*WRITTEN REQUEST:* Only the lines from the one with "Give me the" to the end of the data below should be given again, exactly, with both ends included and pictures omitted.
========
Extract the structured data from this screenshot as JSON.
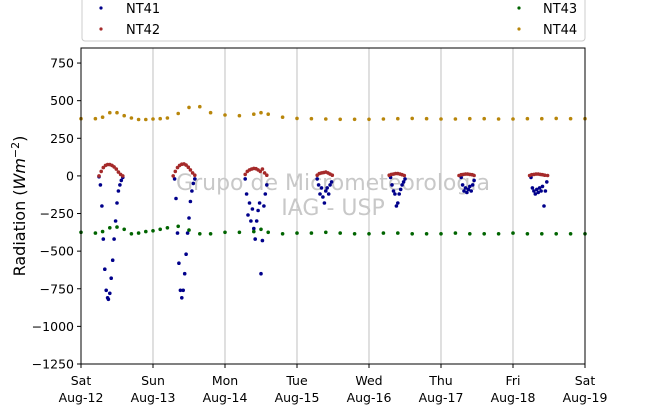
{
  "chart_data": {
    "type": "scatter",
    "xlabel": "",
    "ylabel": "Radiation (Wm^-2)",
    "ylabel_prefix": "Radiation (",
    "ylabel_unit": "Wm",
    "ylabel_exp": "−2",
    "ylabel_suffix": ")",
    "ylim": [
      -1250,
      850
    ],
    "yticks": [
      750,
      500,
      250,
      0,
      -250,
      -500,
      -750,
      -1000,
      -1250
    ],
    "ytick_labels": [
      "750",
      "500",
      "250",
      "0",
      "−250",
      "−500",
      "−750",
      "−1000",
      "−1250"
    ],
    "xlim": [
      0,
      7
    ],
    "xticks": [
      0,
      1,
      2,
      3,
      4,
      5,
      6,
      7
    ],
    "xtick_labels": [
      [
        "Sat",
        "Aug-12"
      ],
      [
        "Sun",
        "Aug-13"
      ],
      [
        "Mon",
        "Aug-14"
      ],
      [
        "Tue",
        "Aug-15"
      ],
      [
        "Wed",
        "Aug-16"
      ],
      [
        "Thu",
        "Aug-17"
      ],
      [
        "Fri",
        "Aug-18"
      ],
      [
        "Sat",
        "Aug-19"
      ]
    ],
    "grid": "vertical",
    "legend_position": "top",
    "watermark": [
      "Grupo de Micrometeorologia",
      "IAG - USP"
    ],
    "series": [
      {
        "name": "NT41",
        "color": "#00008b",
        "points": [
          [
            0.25,
            -5
          ],
          [
            0.27,
            -60
          ],
          [
            0.29,
            -200
          ],
          [
            0.31,
            -420
          ],
          [
            0.33,
            -620
          ],
          [
            0.35,
            -760
          ],
          [
            0.37,
            -810
          ],
          [
            0.38,
            -820
          ],
          [
            0.4,
            -780
          ],
          [
            0.42,
            -680
          ],
          [
            0.44,
            -560
          ],
          [
            0.46,
            -420
          ],
          [
            0.48,
            -300
          ],
          [
            0.5,
            -180
          ],
          [
            0.52,
            -100
          ],
          [
            0.54,
            -60
          ],
          [
            0.56,
            -30
          ],
          [
            0.58,
            -10
          ],
          [
            1.3,
            -20
          ],
          [
            1.32,
            -150
          ],
          [
            1.34,
            -380
          ],
          [
            1.36,
            -580
          ],
          [
            1.38,
            -760
          ],
          [
            1.4,
            -810
          ],
          [
            1.42,
            -760
          ],
          [
            1.44,
            -650
          ],
          [
            1.46,
            -520
          ],
          [
            1.48,
            -380
          ],
          [
            1.5,
            -280
          ],
          [
            1.52,
            -170
          ],
          [
            1.54,
            -100
          ],
          [
            1.56,
            -50
          ],
          [
            1.58,
            -20
          ],
          [
            2.28,
            -20
          ],
          [
            2.3,
            -120
          ],
          [
            2.32,
            -260
          ],
          [
            2.34,
            -180
          ],
          [
            2.36,
            -300
          ],
          [
            2.38,
            -220
          ],
          [
            2.4,
            -350
          ],
          [
            2.42,
            -420
          ],
          [
            2.44,
            -300
          ],
          [
            2.46,
            -230
          ],
          [
            2.48,
            -180
          ],
          [
            2.5,
            -650
          ],
          [
            2.52,
            -430
          ],
          [
            2.54,
            -200
          ],
          [
            2.56,
            -120
          ],
          [
            2.58,
            -60
          ],
          [
            3.28,
            -20
          ],
          [
            3.3,
            -60
          ],
          [
            3.32,
            -120
          ],
          [
            3.34,
            -80
          ],
          [
            3.36,
            -140
          ],
          [
            3.38,
            -180
          ],
          [
            3.4,
            -100
          ],
          [
            3.42,
            -80
          ],
          [
            3.44,
            -120
          ],
          [
            3.46,
            -60
          ],
          [
            3.48,
            -40
          ],
          [
            4.3,
            -10
          ],
          [
            4.32,
            -60
          ],
          [
            4.34,
            -100
          ],
          [
            4.36,
            -120
          ],
          [
            4.38,
            -200
          ],
          [
            4.4,
            -180
          ],
          [
            4.42,
            -120
          ],
          [
            4.44,
            -90
          ],
          [
            4.46,
            -60
          ],
          [
            4.48,
            -40
          ],
          [
            4.5,
            -20
          ],
          [
            5.28,
            -10
          ],
          [
            5.3,
            -60
          ],
          [
            5.32,
            -100
          ],
          [
            5.34,
            -80
          ],
          [
            5.36,
            -110
          ],
          [
            5.38,
            -90
          ],
          [
            5.4,
            -70
          ],
          [
            5.42,
            -100
          ],
          [
            5.44,
            -60
          ],
          [
            5.46,
            -30
          ],
          [
            6.25,
            -10
          ],
          [
            6.27,
            -80
          ],
          [
            6.29,
            -100
          ],
          [
            6.31,
            -120
          ],
          [
            6.33,
            -90
          ],
          [
            6.35,
            -110
          ],
          [
            6.37,
            -80
          ],
          [
            6.39,
            -100
          ],
          [
            6.41,
            -70
          ],
          [
            6.43,
            -200
          ],
          [
            6.45,
            -100
          ],
          [
            6.47,
            -40
          ]
        ]
      },
      {
        "name": "NT42",
        "color": "#a52a2a",
        "points": [
          [
            0.25,
            0
          ],
          [
            0.28,
            30
          ],
          [
            0.31,
            55
          ],
          [
            0.34,
            70
          ],
          [
            0.37,
            75
          ],
          [
            0.4,
            75
          ],
          [
            0.43,
            70
          ],
          [
            0.46,
            60
          ],
          [
            0.49,
            45
          ],
          [
            0.52,
            25
          ],
          [
            0.55,
            10
          ],
          [
            0.58,
            0
          ],
          [
            1.28,
            0
          ],
          [
            1.31,
            30
          ],
          [
            1.34,
            55
          ],
          [
            1.37,
            70
          ],
          [
            1.4,
            78
          ],
          [
            1.43,
            80
          ],
          [
            1.46,
            72
          ],
          [
            1.49,
            58
          ],
          [
            1.52,
            40
          ],
          [
            1.55,
            20
          ],
          [
            1.58,
            5
          ],
          [
            2.28,
            10
          ],
          [
            2.31,
            30
          ],
          [
            2.34,
            40
          ],
          [
            2.37,
            45
          ],
          [
            2.4,
            50
          ],
          [
            2.43,
            48
          ],
          [
            2.46,
            40
          ],
          [
            2.49,
            30
          ],
          [
            2.52,
            45
          ],
          [
            2.55,
            20
          ],
          [
            2.58,
            5
          ],
          [
            3.28,
            5
          ],
          [
            3.31,
            15
          ],
          [
            3.34,
            20
          ],
          [
            3.37,
            22
          ],
          [
            3.4,
            25
          ],
          [
            3.43,
            20
          ],
          [
            3.46,
            12
          ],
          [
            3.49,
            5
          ],
          [
            4.28,
            5
          ],
          [
            4.31,
            10
          ],
          [
            4.34,
            12
          ],
          [
            4.37,
            15
          ],
          [
            4.4,
            15
          ],
          [
            4.43,
            12
          ],
          [
            4.46,
            8
          ],
          [
            4.49,
            3
          ],
          [
            5.25,
            3
          ],
          [
            5.28,
            8
          ],
          [
            5.31,
            10
          ],
          [
            5.34,
            12
          ],
          [
            5.37,
            12
          ],
          [
            5.4,
            10
          ],
          [
            5.43,
            8
          ],
          [
            5.46,
            3
          ],
          [
            6.23,
            3
          ],
          [
            6.26,
            8
          ],
          [
            6.29,
            10
          ],
          [
            6.32,
            12
          ],
          [
            6.35,
            12
          ],
          [
            6.38,
            10
          ],
          [
            6.41,
            8
          ],
          [
            6.44,
            5
          ],
          [
            6.48,
            3
          ]
        ]
      },
      {
        "name": "NT43",
        "color": "#006400",
        "points": [
          [
            0.0,
            -375
          ],
          [
            0.2,
            -380
          ],
          [
            0.3,
            -370
          ],
          [
            0.4,
            -345
          ],
          [
            0.5,
            -340
          ],
          [
            0.6,
            -355
          ],
          [
            0.7,
            -385
          ],
          [
            0.8,
            -380
          ],
          [
            0.9,
            -370
          ],
          [
            1.0,
            -365
          ],
          [
            1.1,
            -355
          ],
          [
            1.2,
            -345
          ],
          [
            1.35,
            -335
          ],
          [
            1.5,
            -360
          ],
          [
            1.65,
            -385
          ],
          [
            1.8,
            -385
          ],
          [
            2.0,
            -375
          ],
          [
            2.2,
            -375
          ],
          [
            2.4,
            -370
          ],
          [
            2.5,
            -355
          ],
          [
            2.6,
            -375
          ],
          [
            2.8,
            -385
          ],
          [
            3.0,
            -380
          ],
          [
            3.2,
            -380
          ],
          [
            3.4,
            -375
          ],
          [
            3.6,
            -380
          ],
          [
            3.8,
            -385
          ],
          [
            4.0,
            -385
          ],
          [
            4.2,
            -380
          ],
          [
            4.4,
            -380
          ],
          [
            4.6,
            -385
          ],
          [
            4.8,
            -385
          ],
          [
            5.0,
            -385
          ],
          [
            5.2,
            -380
          ],
          [
            5.4,
            -385
          ],
          [
            5.6,
            -385
          ],
          [
            5.8,
            -385
          ],
          [
            6.0,
            -380
          ],
          [
            6.2,
            -385
          ],
          [
            6.4,
            -385
          ],
          [
            6.6,
            -385
          ],
          [
            6.8,
            -385
          ],
          [
            7.0,
            -385
          ]
        ]
      },
      {
        "name": "NT44",
        "color": "#b8860b",
        "points": [
          [
            0.0,
            380
          ],
          [
            0.2,
            380
          ],
          [
            0.3,
            390
          ],
          [
            0.4,
            420
          ],
          [
            0.5,
            420
          ],
          [
            0.6,
            400
          ],
          [
            0.7,
            385
          ],
          [
            0.8,
            375
          ],
          [
            0.9,
            375
          ],
          [
            1.0,
            378
          ],
          [
            1.1,
            380
          ],
          [
            1.2,
            385
          ],
          [
            1.35,
            415
          ],
          [
            1.5,
            455
          ],
          [
            1.65,
            460
          ],
          [
            1.8,
            420
          ],
          [
            2.0,
            405
          ],
          [
            2.2,
            400
          ],
          [
            2.4,
            410
          ],
          [
            2.5,
            420
          ],
          [
            2.6,
            410
          ],
          [
            2.8,
            390
          ],
          [
            3.0,
            382
          ],
          [
            3.2,
            380
          ],
          [
            3.4,
            378
          ],
          [
            3.6,
            376
          ],
          [
            3.8,
            376
          ],
          [
            4.0,
            376
          ],
          [
            4.2,
            378
          ],
          [
            4.4,
            380
          ],
          [
            4.6,
            382
          ],
          [
            4.8,
            380
          ],
          [
            5.0,
            378
          ],
          [
            5.2,
            378
          ],
          [
            5.4,
            380
          ],
          [
            5.6,
            380
          ],
          [
            5.8,
            378
          ],
          [
            6.0,
            378
          ],
          [
            6.2,
            380
          ],
          [
            6.4,
            380
          ],
          [
            6.6,
            382
          ],
          [
            6.8,
            380
          ],
          [
            7.0,
            380
          ]
        ]
      }
    ]
  }
}
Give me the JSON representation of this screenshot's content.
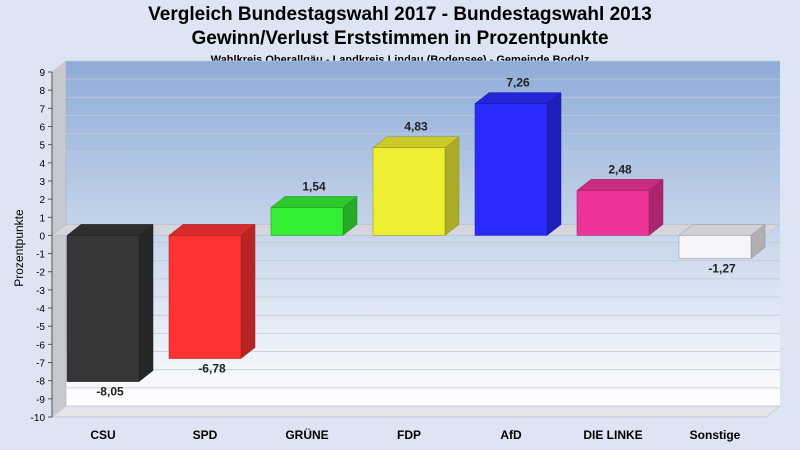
{
  "chart_data": {
    "type": "bar",
    "title": "Vergleich Bundestagswahl 2017 - Bundestagswahl 2013",
    "subtitle": "Gewinn/Verlust Erststimmen in Prozentpunkte",
    "subsubtitle": "Wahlkreis Oberallgäu - Landkreis Lindau (Bodensee) - Gemeinde Bodolz",
    "xlabel": "",
    "ylabel": "Prozentpunkte",
    "ylim": [
      -10,
      9
    ],
    "yticks": [
      9,
      8,
      7,
      6,
      5,
      4,
      3,
      2,
      1,
      0,
      -1,
      -2,
      -3,
      -4,
      -5,
      -6,
      -7,
      -8,
      -9,
      -10
    ],
    "grid": true,
    "categories": [
      "CSU",
      "SPD",
      "GRÜNE",
      "FDP",
      "AfD",
      "DIE LINKE",
      "Sonstige"
    ],
    "values": [
      -8.05,
      -6.78,
      1.54,
      4.83,
      7.26,
      2.48,
      -1.27
    ],
    "value_labels": [
      "-8,05",
      "-6,78",
      "1,54",
      "4,83",
      "7,26",
      "2,48",
      "-1,27"
    ],
    "colors": [
      "#343638",
      "#ff3333",
      "#33ee33",
      "#eeee33",
      "#2a2aff",
      "#ee3399",
      "#f4f4fa"
    ]
  }
}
========
*OUTPUT FOR THIS EXERCISE:*
Give me the JSON representation of this screenshot's content.
{
  "chart_data": {
    "type": "bar",
    "title": "Vergleich Bundestagswahl 2017 - Bundestagswahl 2013",
    "subtitle": "Gewinn/Verlust Erststimmen in Prozentpunkte",
    "subsubtitle": "Wahlkreis Oberallgäu - Landkreis Lindau (Bodensee) - Gemeinde Bodolz",
    "xlabel": "",
    "ylabel": "Prozentpunkte",
    "ylim": [
      -10,
      9
    ],
    "yticks": [
      9,
      8,
      7,
      6,
      5,
      4,
      3,
      2,
      1,
      0,
      -1,
      -2,
      -3,
      -4,
      -5,
      -6,
      -7,
      -8,
      -9,
      -10
    ],
    "grid": true,
    "categories": [
      "CSU",
      "SPD",
      "GRÜNE",
      "FDP",
      "AfD",
      "DIE LINKE",
      "Sonstige"
    ],
    "values": [
      -8.05,
      -6.78,
      1.54,
      4.83,
      7.26,
      2.48,
      -1.27
    ],
    "value_labels": [
      "-8,05",
      "-6,78",
      "1,54",
      "4,83",
      "7,26",
      "2,48",
      "-1,27"
    ],
    "colors": [
      "#343638",
      "#ff3333",
      "#33ee33",
      "#eeee33",
      "#2a2aff",
      "#ee3399",
      "#f4f4fa"
    ]
  }
}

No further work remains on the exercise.